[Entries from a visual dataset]
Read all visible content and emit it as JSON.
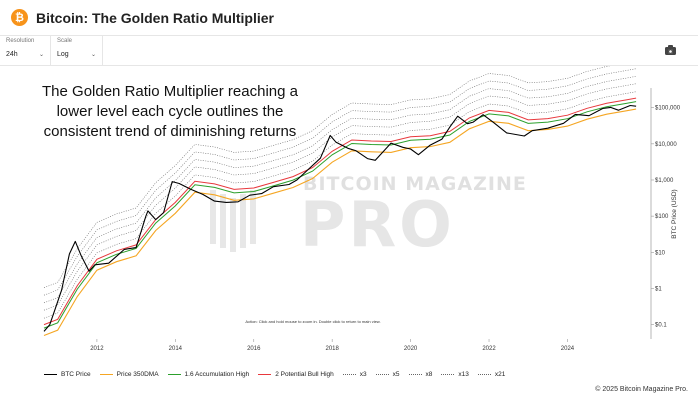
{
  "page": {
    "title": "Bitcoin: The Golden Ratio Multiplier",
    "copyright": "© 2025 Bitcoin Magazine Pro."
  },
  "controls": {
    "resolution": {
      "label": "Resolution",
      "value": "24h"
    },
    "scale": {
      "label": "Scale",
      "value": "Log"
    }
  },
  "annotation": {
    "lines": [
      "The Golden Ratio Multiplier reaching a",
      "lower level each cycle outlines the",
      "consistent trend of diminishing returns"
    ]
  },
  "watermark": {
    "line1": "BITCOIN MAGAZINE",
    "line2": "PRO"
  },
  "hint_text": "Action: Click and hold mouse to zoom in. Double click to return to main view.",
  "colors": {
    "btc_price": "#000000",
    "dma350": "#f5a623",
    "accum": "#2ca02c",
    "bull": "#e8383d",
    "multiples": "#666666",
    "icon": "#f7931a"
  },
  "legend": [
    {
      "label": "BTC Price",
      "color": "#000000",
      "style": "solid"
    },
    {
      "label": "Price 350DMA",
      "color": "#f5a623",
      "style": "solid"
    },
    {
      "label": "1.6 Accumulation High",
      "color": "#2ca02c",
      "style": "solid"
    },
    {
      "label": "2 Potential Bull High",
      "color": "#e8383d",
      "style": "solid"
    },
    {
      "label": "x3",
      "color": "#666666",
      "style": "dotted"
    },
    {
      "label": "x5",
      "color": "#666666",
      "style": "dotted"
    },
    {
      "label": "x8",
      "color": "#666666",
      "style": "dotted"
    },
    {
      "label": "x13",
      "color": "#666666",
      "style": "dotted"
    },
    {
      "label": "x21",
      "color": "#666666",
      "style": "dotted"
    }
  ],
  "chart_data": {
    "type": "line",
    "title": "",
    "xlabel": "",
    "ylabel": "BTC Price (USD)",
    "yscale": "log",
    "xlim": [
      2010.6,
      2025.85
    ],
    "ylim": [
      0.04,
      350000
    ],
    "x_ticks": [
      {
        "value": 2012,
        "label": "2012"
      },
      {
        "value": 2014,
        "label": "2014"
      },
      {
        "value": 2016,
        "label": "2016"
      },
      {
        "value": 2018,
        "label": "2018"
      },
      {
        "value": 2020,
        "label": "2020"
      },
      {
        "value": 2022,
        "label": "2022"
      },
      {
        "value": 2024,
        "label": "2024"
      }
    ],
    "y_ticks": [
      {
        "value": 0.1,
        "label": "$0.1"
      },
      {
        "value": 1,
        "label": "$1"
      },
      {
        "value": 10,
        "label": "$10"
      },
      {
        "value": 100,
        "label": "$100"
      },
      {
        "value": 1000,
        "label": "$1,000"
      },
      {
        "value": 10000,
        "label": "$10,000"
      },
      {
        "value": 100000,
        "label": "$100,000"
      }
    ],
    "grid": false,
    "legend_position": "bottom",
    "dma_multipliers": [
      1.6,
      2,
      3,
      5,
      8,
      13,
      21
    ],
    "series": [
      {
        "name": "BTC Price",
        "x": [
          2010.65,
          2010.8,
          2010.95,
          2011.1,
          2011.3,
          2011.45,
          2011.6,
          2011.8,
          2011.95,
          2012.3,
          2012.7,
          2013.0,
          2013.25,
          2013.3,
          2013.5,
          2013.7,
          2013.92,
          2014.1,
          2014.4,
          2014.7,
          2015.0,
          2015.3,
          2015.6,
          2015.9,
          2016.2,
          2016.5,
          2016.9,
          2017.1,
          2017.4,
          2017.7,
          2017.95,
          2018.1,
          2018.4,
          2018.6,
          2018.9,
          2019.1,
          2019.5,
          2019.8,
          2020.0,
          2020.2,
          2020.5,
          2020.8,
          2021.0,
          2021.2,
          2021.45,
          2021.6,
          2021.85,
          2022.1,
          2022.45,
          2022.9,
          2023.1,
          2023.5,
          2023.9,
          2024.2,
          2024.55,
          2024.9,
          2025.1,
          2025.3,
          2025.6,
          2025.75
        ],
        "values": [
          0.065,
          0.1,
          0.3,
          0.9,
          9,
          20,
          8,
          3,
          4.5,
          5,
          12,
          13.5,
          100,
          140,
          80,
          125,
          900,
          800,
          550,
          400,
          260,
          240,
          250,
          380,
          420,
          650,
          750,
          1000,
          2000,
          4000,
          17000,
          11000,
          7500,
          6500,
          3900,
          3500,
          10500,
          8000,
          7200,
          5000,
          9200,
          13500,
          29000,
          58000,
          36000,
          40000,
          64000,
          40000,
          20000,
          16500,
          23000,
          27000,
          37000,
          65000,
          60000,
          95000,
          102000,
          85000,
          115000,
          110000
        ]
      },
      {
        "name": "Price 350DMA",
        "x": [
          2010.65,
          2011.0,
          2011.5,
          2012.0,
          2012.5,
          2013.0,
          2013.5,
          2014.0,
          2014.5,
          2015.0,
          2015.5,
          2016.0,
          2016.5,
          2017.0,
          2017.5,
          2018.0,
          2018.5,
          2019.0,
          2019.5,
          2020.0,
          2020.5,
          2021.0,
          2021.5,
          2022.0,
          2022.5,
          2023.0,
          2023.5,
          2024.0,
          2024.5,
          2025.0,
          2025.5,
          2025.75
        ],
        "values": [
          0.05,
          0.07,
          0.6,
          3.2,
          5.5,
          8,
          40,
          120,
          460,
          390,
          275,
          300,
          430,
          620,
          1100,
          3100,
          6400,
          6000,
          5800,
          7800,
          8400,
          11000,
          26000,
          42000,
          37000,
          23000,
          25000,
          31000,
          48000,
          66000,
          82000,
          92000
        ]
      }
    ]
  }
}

--

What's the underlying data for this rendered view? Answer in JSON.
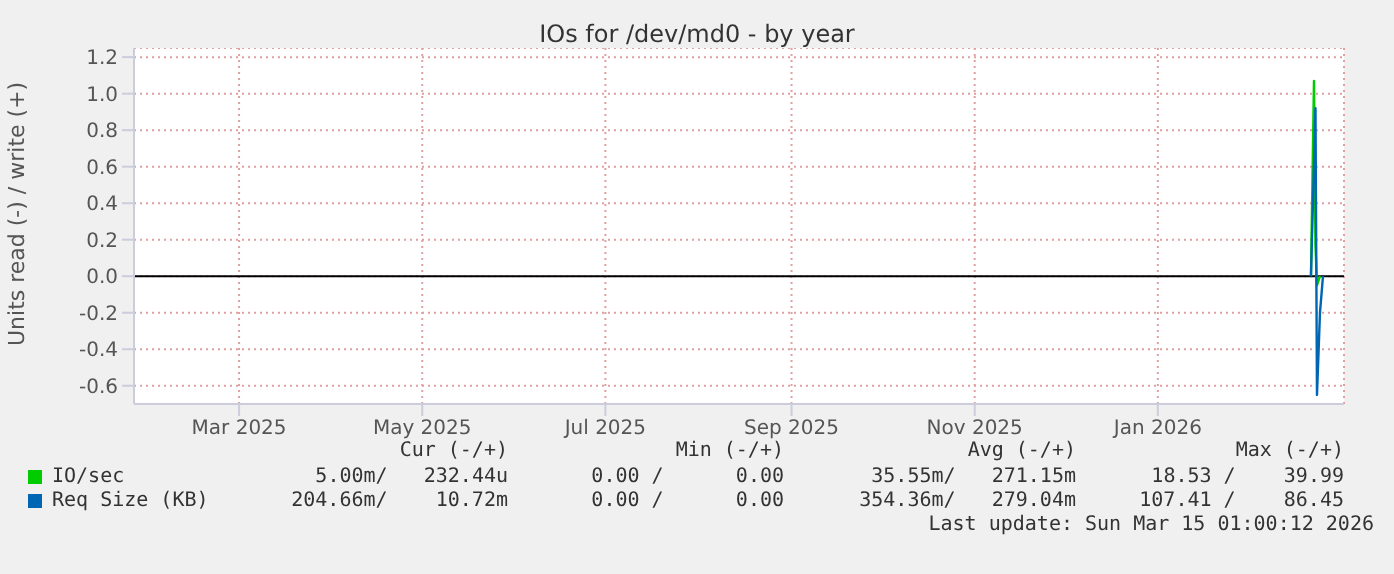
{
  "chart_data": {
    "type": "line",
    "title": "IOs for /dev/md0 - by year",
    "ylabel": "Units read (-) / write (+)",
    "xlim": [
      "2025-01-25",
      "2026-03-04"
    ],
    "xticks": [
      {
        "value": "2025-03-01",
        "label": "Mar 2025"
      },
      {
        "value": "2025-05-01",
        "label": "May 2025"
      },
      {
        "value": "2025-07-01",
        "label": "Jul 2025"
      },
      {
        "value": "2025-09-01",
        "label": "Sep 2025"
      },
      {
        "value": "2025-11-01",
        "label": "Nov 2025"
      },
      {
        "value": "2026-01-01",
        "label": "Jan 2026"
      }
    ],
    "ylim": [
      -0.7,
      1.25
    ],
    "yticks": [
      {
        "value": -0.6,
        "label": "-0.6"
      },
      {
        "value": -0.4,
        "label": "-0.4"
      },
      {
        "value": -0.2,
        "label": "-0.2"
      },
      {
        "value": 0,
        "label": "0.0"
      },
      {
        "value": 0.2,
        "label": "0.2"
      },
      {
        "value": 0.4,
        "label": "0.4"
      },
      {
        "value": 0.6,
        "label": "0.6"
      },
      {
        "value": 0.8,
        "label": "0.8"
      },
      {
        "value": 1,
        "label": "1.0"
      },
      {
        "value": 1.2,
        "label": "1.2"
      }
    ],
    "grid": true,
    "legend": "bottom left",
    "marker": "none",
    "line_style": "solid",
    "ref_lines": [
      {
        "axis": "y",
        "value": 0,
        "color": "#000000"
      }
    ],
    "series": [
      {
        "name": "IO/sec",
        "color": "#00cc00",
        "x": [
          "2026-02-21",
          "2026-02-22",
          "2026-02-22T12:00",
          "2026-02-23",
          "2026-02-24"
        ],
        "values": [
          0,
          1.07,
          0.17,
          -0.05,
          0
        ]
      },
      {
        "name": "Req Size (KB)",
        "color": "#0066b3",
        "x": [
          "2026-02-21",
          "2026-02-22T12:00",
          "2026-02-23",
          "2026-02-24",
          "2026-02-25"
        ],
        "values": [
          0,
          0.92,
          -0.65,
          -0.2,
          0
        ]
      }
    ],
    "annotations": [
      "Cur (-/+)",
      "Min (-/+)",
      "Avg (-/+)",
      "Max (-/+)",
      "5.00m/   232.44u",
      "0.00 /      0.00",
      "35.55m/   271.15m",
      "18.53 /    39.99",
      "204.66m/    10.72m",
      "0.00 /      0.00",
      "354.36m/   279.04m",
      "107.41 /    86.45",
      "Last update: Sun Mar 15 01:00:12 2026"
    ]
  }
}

- **Your instructions**: Look for the word "title" and return every line where it occurs.

- **Exercise result**:
    "title": "Bitcoin: The Golden Ratio Multiplier",
    "title": "",
    "title": "IOs for /dev/md0 - by year",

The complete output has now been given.